Entries follow. Return each line that contains the word "ingripande".

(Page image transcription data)
________________

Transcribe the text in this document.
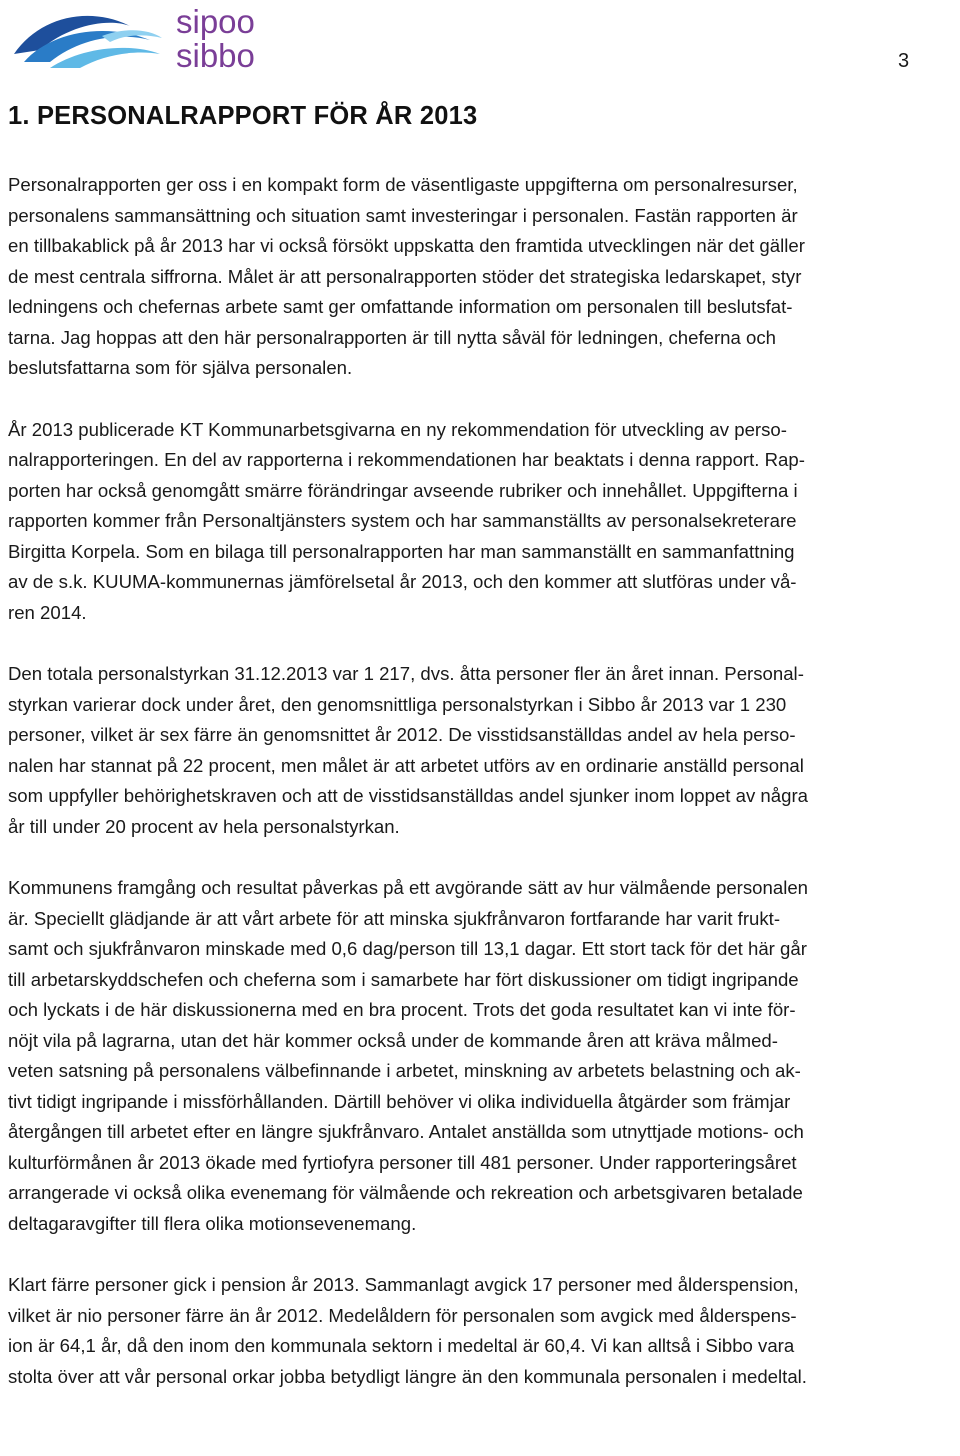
sipoo
sibbo	3
1. PERSONALRAPPORT FÖR ÅR 2013

Personalrapporten ger oss i en kompakt form de väsentligaste uppgifterna om personalresurser,
personalens sammansättning och situation samt investeringar i personalen. Fastän rapporten är
en tillbakablick på år 2013 har vi också försökt uppskatta den framtida utvecklingen när det gäller
de mest centrala siffrorna. Målet är att personalrapporten stöder det strategiska ledarskapet, styr
ledningens och chefernas arbete samt ger omfattande information om personalen till beslutsfat-
tarna. Jag hoppas att den här personalrapporten är till nytta såväl för ledningen, cheferna och
beslutsfattarna som för själva personalen.

År 2013 publicerade KT Kommunarbetsgivarna en ny rekommendation för utveckling av perso-
nalrapporteringen. En del av rapporterna i rekommendationen har beaktats i denna rapport. Rap-
porten har också genomgått smärre förändringar avseende rubriker och innehållet. Uppgifterna i
rapporten kommer från Personaltjänsters system och har sammanställts av personalsekreterare
Birgitta Korpela. Som en bilaga till personalrapporten har man sammanställt en sammanfattning
av de s.k. KUUMA-kommunernas jämförelsetal år 2013, och den kommer att slutföras under vå-
ren 2014.

Den totala personalstyrkan 31.12.2013 var 1 217, dvs. åtta personer fler än året innan. Personal-
styrkan varierar dock under året, den genomsnittliga personalstyrkan i Sibbo år 2013 var 1 230
personer, vilket är sex färre än genomsnittet år 2012. De visstidsanställdas andel av hela perso-
nalen har stannat på 22 procent, men målet är att arbetet utförs av en ordinarie anställd personal
som uppfyller behörighetskraven och att de visstidsanställdas andel sjunker inom loppet av några
år till under 20 procent av hela personalstyrkan.

Kommunens framgång och resultat påverkas på ett avgörande sätt av hur välmående personalen
är. Speciellt glädjande är att vårt arbete för att minska sjukfrånvaron fortfarande har varit frukt-
samt och sjukfrånvaron minskade med 0,6 dag/person till 13,1 dagar. Ett stort tack för det här går
till arbetarskyddschefen och cheferna som i samarbete har fört diskussioner om tidigt ingripande
och lyckats i de här diskussionerna med en bra procent. Trots det goda resultatet kan vi inte för-
nöjt vila på lagrarna, utan det här kommer också under de kommande åren att kräva målmed-
veten satsning på personalens välbefinnande i arbetet, minskning av arbetets belastning och ak-
tivt tidigt ingripande i missförhållanden. Därtill behöver vi olika individuella åtgärder som främjar
återgången till arbetet efter en längre sjukfrånvaro. Antalet anställda som utnyttjade motions- och
kulturförmånen år 2013 ökade med fyrtiofyra personer till 481 personer. Under rapporteringsåret
arrangerade vi också olika evenemang för välmående och rekreation och arbetsgivaren betalade
deltagaravgifter till flera olika motionsevenemang.

Klart färre personer gick i pension år 2013. Sammanlagt avgick 17 personer med ålderspension,
vilket är nio personer färre än år 2012. Medelåldern för personalen som avgick med ålderspens-
ion är 64,1 år, då den inom den kommunala sektorn i medeltal är 60,4. Vi kan alltså i Sibbo vara
stolta över att vår personal orkar jobba betydligt längre än den kommunala personalen i medeltal.
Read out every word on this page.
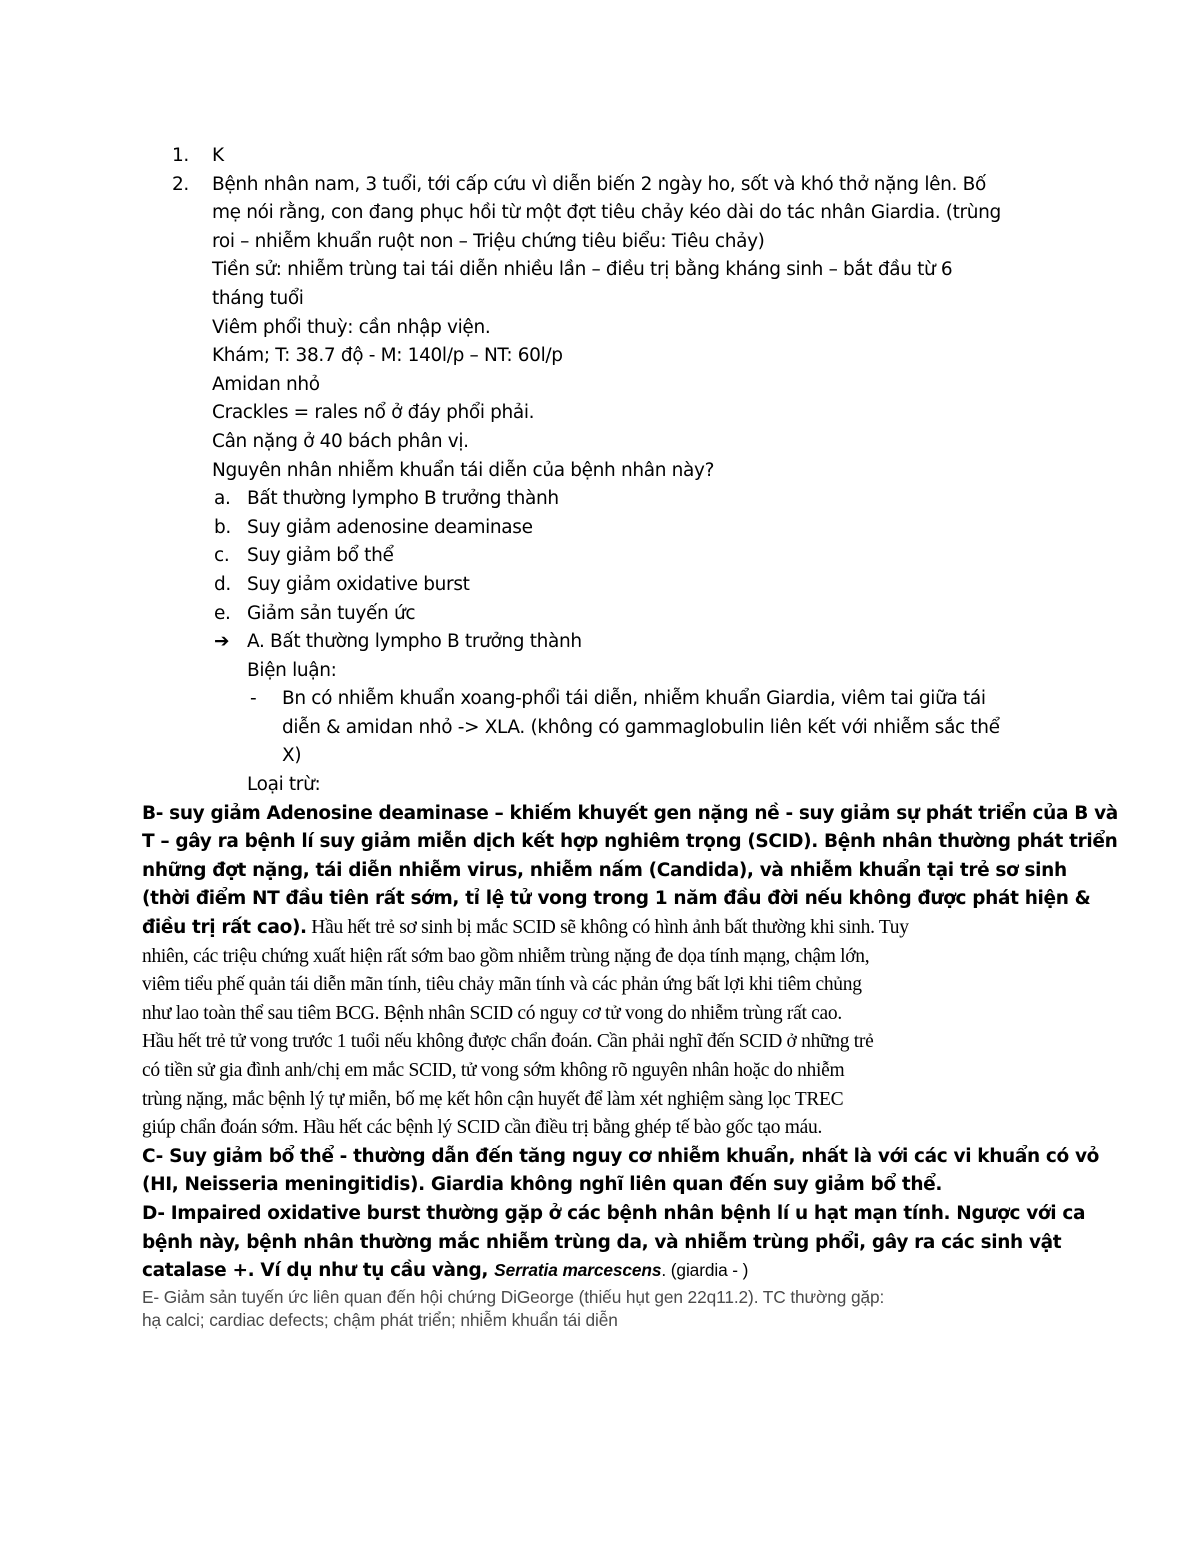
1. K
2. Bệnh nhân nam, 3 tuổi, tới cấp cứu vì diễn biến 2 ngày ho, sốt và khó thở nặng lên. Bố
mẹ nói rằng, con đang phục hồi từ một đợt tiêu chảy kéo dài do tác nhân Giardia. (trùng
roi – nhiễm khuẩn ruột non – Triệu chứng tiêu biểu: Tiêu chảy)
Tiền sử: nhiễm trùng tai tái diễn nhiều lần – điều trị bằng kháng sinh – bắt đầu từ 6
tháng tuổi
Viêm phổi thuỳ: cần nhập viện.
Khám; T: 38.7 độ - M: 140l/p – NT: 60l/p
Amidan nhỏ
Crackles = rales nổ ở đáy phổi phải.
Cân nặng ở 40 bách phân vị.
Nguyên nhân nhiễm khuẩn tái diễn của bệnh nhân này?
a. Bất thường lympho B trưởng thành
b. Suy giảm adenosine deaminase
c. Suy giảm bổ thể
d. Suy giảm oxidative burst
e. Giảm sản tuyến ức
➔ A. Bất thường lympho B trưởng thành
Biện luận:
- Bn có nhiễm khuẩn xoang-phổi tái diễn, nhiễm khuẩn Giardia, viêm tai giữa tái
diễn & amidan nhỏ -> XLA. (không có gammaglobulin liên kết với nhiễm sắc thể
X)
Loại trừ:
B- suy giảm Adenosine deaminase – khiếm khuyết gen nặng nề - suy giảm sự phát triển của B và
T – gây ra bệnh lí suy giảm miễn dịch kết hợp nghiêm trọng (SCID). Bệnh nhân thường phát triển
những đợt nặng, tái diễn nhiễm virus, nhiễm nấm (Candida), và nhiễm khuẩn tại trẻ sơ sinh
(thời điểm NT đầu tiên rất sớm, tỉ lệ tử vong trong 1 năm đầu đời nếu không được phát hiện &
điều trị rất cao). Hầu hết trẻ sơ sinh bị mắc SCID sẽ không có hình ảnh bất thường khi sinh. Tuy
nhiên, các triệu chứng xuất hiện rất sớm bao gồm nhiễm trùng nặng đe dọa tính mạng, chậm lớn,
viêm tiểu phế quản tái diễn mãn tính, tiêu chảy mãn tính và các phản ứng bất lợi khi tiêm chủng
như lao toàn thể sau tiêm BCG. Bệnh nhân SCID có nguy cơ tử vong do nhiễm trùng rất cao.
Hầu hết trẻ tử vong trước 1 tuổi nếu không được chẩn đoán. Cần phải nghĩ đến SCID ở những trẻ
có tiền sử gia đình anh/chị em mắc SCID, tử vong sớm không rõ nguyên nhân hoặc do nhiễm
trùng nặng, mắc bệnh lý tự miễn, bố mẹ kết hôn cận huyết để làm xét nghiệm sàng lọc TREC
giúp chẩn đoán sớm. Hầu hết các bệnh lý SCID cần điều trị bằng ghép tế bào gốc tạo máu.
C- Suy giảm bổ thể - thường dẫn đến tăng nguy cơ nhiễm khuẩn, nhất là với các vi khuẩn có vỏ
(HI, Neisseria meningitidis). Giardia không nghĩ liên quan đến suy giảm bổ thể.
D- Impaired oxidative burst thường gặp ở các bệnh nhân bệnh lí u hạt mạn tính. Ngược với ca
bệnh này, bệnh nhân thường mắc nhiễm trùng da, và nhiễm trùng phổi, gây ra các sinh vật
catalase +. Ví dụ như tụ cầu vàng, Serratia marcescens. (giardia - )
E- Giảm sản tuyến ức liên quan đến hội chứng DiGeorge (thiếu hụt gen 22q11.2). TC thường gặp:
hạ calci; cardiac defects; chậm phát triển; nhiễm khuẩn tái diễn
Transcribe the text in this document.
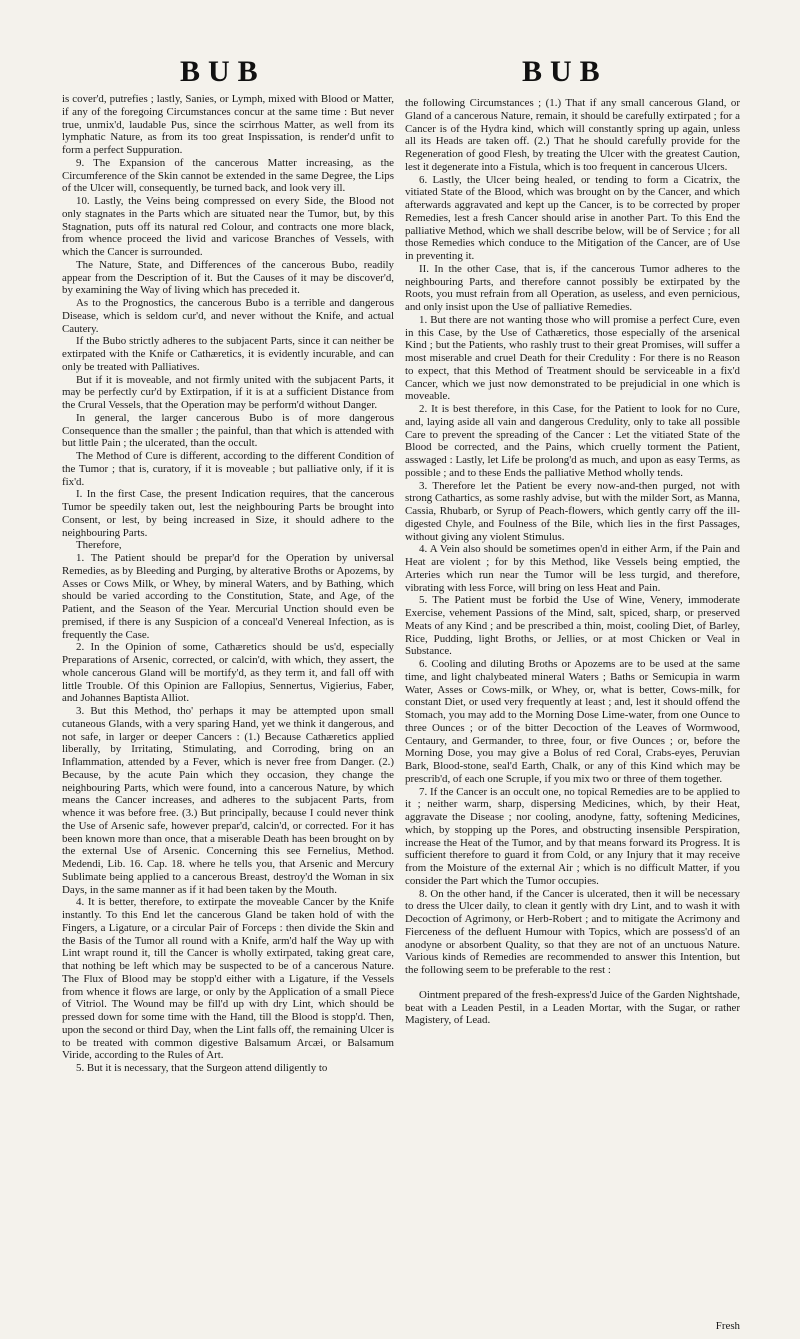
BUB	BUB

is cover'd, putrefies ; lastly, Sanies, or Lymph, mixed with Blood or Matter, if any of the foregoing Circumstances concur at the same time : But never true, unmix'd, laudable Pus, since the scirrhous Matter, as well from its lymphatic Nature, as from its too great Inspissation, is render'd unfit to form a perfect Suppuration.

9. The Expansion of the cancerous Matter increasing, as the Circumference of the Skin cannot be extended in the same Degree, the Lips of the Ulcer will, consequently, be turned back, and look very ill.

10. Lastly, the Veins being compressed on every Side, the Blood not only stagnates in the Parts which are situated near the Tumor, but, by this Stagnation, puts off its natural red Colour, and contracts one more black, from whence proceed the livid and varicose Branches of Vessels, with which the Cancer is surrounded.

The Nature, State, and Differences of the cancerous Bubo, readily appear from the Description of it. But the Causes of it may be discover'd, by examining the Way of living which has preceded it.

As to the Prognostics, the cancerous Bubo is a terrible and dangerous Disease, which is seldom cur'd, and never without the Knife, and actual Cautery.

If the Bubo strictly adheres to the subjacent Parts, since it can neither be extirpated with the Knife or Cathæretics, it is evidently incurable, and can only be treated with Palliatives.

But if it is moveable, and not firmly united with the subjacent Parts, it may be perfectly cur'd by Extirpation, if it is at a sufficient Distance from the Crural Vessels, that the Operation may be perform'd without Danger.

In general, the larger cancerous Bubo is of more dangerous Consequence than the smaller ; the painful, than that which is attended with but little Pain ; the ulcerated, than the occult.

The Method of Cure is different, according to the different Condition of the Tumor ; that is, curatory, if it is moveable ; but palliative only, if it is fix'd.

I. In the first Case, the present Indication requires, that the cancerous Tumor be speedily taken out, lest the neighbouring Parts be brought into Consent, or lest, by being increased in Size, it should adhere to the neighbouring Parts.

Therefore,

1. The Patient should be prepar'd for the Operation by universal Remedies, as by Bleeding and Purging, by alterative Broths or Apozems, by Asses or Cows Milk, or Whey, by mineral Waters, and by Bathing, which should be varied according to the Constitution, State, and Age, of the Patient, and the Season of the Year. Mercurial Unction should even be premised, if there is any Suspicion of a conceal'd Venereal Infection, as is frequently the Case.

2. In the Opinion of some, Cathæretics should be us'd, especially Preparations of Arsenic, corrected, or calcin'd, with which, they assert, the whole cancerous Gland will be mortify'd, as they term it, and fall off with little Trouble. Of this Opinion are Fallopius, Sennertus, Vigierius, Faber, and Johannes Baptista Alliot.

3. But this Method, tho' perhaps it may be attempted upon small cutaneous Glands, with a very sparing Hand, yet we think it dangerous, and not safe, in larger or deeper Cancers : (1.) Because Cathæretics applied liberally, by Irritating, Stimulating, and Corroding, bring on an Inflammation, attended by a Fever, which is never free from Danger. (2.) Because, by the acute Pain which they occasion, they change the neighbouring Parts, which were found, into a cancerous Nature, by which means the Cancer increases, and adheres to the subjacent Parts, from whence it was before free. (3.) But principally, because I could never think the Use of Arsenic safe, however prepar'd, calcin'd, or corrected. For it has been known more than once, that a miserable Death has been brought on by the external Use of Arsenic. Concerning this see Fernelius, Method. Medendi, Lib. 16. Cap. 18. where he tells you, that Arsenic and Mercury Sublimate being applied to a cancerous Breast, destroy'd the Woman in six Days, in the same manner as if it had been taken by the Mouth.

4. It is better, therefore, to extirpate the moveable Cancer by the Knife instantly. To this End let the cancerous Gland be taken hold of with the Fingers, a Ligature, or a circular Pair of Forceps : then divide the Skin and the Basis of the Tumor all round with a Knife, arm'd half the Way up with Lint wrapt round it, till the Cancer is wholly extirpated, taking great care, that nothing be left which may be suspected to be of a cancerous Nature. The Flux of Blood may be stopp'd either with a Ligature, if the Vessels from whence it flows are large, or only by the Application of a small Piece of Vitriol. The Wound may be fill'd up with dry Lint, which should be pressed down for some time with the Hand, till the Blood is stopp'd. Then, upon the second or third Day, when the Lint falls off, the remaining Ulcer is to be treated with common digestive Balsamum Arcæi, or Balsamum Viride, according to the Rules of Art.

5. But it is necessary, that the Surgeon attend diligently to

the following Circumstances ; (1.) That if any small cancerous Gland, or Gland of a cancerous Nature, remain, it should be carefully extirpated ; for a Cancer is of the Hydra kind, which will constantly spring up again, unless all its Heads are taken off. (2.) That he should carefully provide for the Regeneration of good Flesh, by treating the Ulcer with the greatest Caution, lest it degenerate into a Fistula, which is too frequent in cancerous Ulcers.

6. Lastly, the Ulcer being healed, or tending to form a Cicatrix, the vitiated State of the Blood, which was brought on by the Cancer, and which afterwards aggravated and kept up the Cancer, is to be corrected by proper Remedies, lest a fresh Cancer should arise in another Part. To this End the palliative Method, which we shall describe below, will be of Service ; for all those Remedies which conduce to the Mitigation of the Cancer, are of Use in preventing it.

II. In the other Case, that is, if the cancerous Tumor adheres to the neighbouring Parts, and therefore cannot possibly be extirpated by the Roots, you must refrain from all Operation, as useless, and even pernicious, and only insist upon the Use of palliative Remedies.

1. But there are not wanting those who will promise a perfect Cure, even in this Case, by the Use of Cathæretics, those especially of the arsenical Kind ; but the Patients, who rashly trust to their great Promises, will suffer a most miserable and cruel Death for their Credulity : For there is no Reason to expect, that this Method of Treatment should be serviceable in a fix'd Cancer, which we just now demonstrated to be prejudicial in one which is moveable.

2. It is best therefore, in this Case, for the Patient to look for no Cure, and, laying aside all vain and dangerous Credulity, only to take all possible Care to prevent the spreading of the Cancer : Let the vitiated State of the Blood be corrected, and the Pains, which cruelly torment the Patient, asswaged : Lastly, let Life be prolong'd as much, and upon as easy Terms, as possible ; and to these Ends the palliative Method wholly tends.

3. Therefore let the Patient be every now-and-then purged, not with strong Cathartics, as some rashly advise, but with the milder Sort, as Manna, Cassia, Rhubarb, or Syrup of Peach-flowers, which gently carry off the ill-digested Chyle, and Foulness of the Bile, which lies in the first Passages, without giving any violent Stimulus.

4. A Vein also should be sometimes open'd in either Arm, if the Pain and Heat are violent ; for by this Method, like Vessels being emptied, the Arteries which run near the Tumor will be less turgid, and therefore, vibrating with less Force, will bring on less Heat and Pain.

5. The Patient must be forbid the Use of Wine, Venery, immoderate Exercise, vehement Passions of the Mind, salt, spiced, sharp, or preserved Meats of any Kind ; and be prescribed a thin, moist, cooling Diet, of Barley, Rice, Pudding, light Broths, or Jellies, or at most Chicken or Veal in Substance.

6. Cooling and diluting Broths or Apozems are to be used at the same time, and light chalybeated mineral Waters ; Baths or Semicupia in warm Water, Asses or Cows-milk, or Whey, or, what is better, Cows-milk, for constant Diet, or used very frequently at least ; and, lest it should offend the Stomach, you may add to the Morning Dose Lime-water, from one Ounce to three Ounces ; or of the bitter Decoction of the Leaves of Wormwood, Centaury, and Germander, to three, four, or five Ounces ; or, before the Morning Dose, you may give a Bolus of red Coral, Crabs-eyes, Peruvian Bark, Blood-stone, seal'd Earth, Chalk, or any of this Kind which may be prescrib'd, of each one Scruple, if you mix two or three of them together.

7. If the Cancer is an occult one, no topical Remedies are to be applied to it ; neither warm, sharp, dispersing Medicines, which, by their Heat, aggravate the Disease ; nor cooling, anodyne, fatty, softening Medicines, which, by stopping up the Pores, and obstructing insensible Perspiration, increase the Heat of the Tumor, and by that means forward its Progress. It is sufficient therefore to guard it from Cold, or any Injury that it may receive from the Moisture of the external Air ; which is no difficult Matter, if you consider the Part which the Tumor occupies.

8. On the other hand, if the Cancer is ulcerated, then it will be necessary to dress the Ulcer daily, to clean it gently with dry Lint, and to wash it with Decoction of Agrimony, or Herb-Robert ; and to mitigate the Acrimony and Fierceness of the defluent Humour with Topics, which are possess'd of an anodyne or absorbent Quality, so that they are not of an unctuous Nature. Various kinds of Remedies are recommended to answer this Intention, but the following seem to be preferable to the rest :

Ointment prepared of the fresh-express'd Juice of the Garden Nightshade, beat with a Leaden Pestil, in a Leaden Mortar, with the Sugar, or rather Magistery, of Lead.

Fresh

________________

• [Solved exercise]
till arbetarskyddschefen och cheferna som i samarbete har fört diskussioner om tidigt ingripande
tivt tidigt ingripande i missförhållanden. Därtill behöver vi olika individuella åtgärder som främjar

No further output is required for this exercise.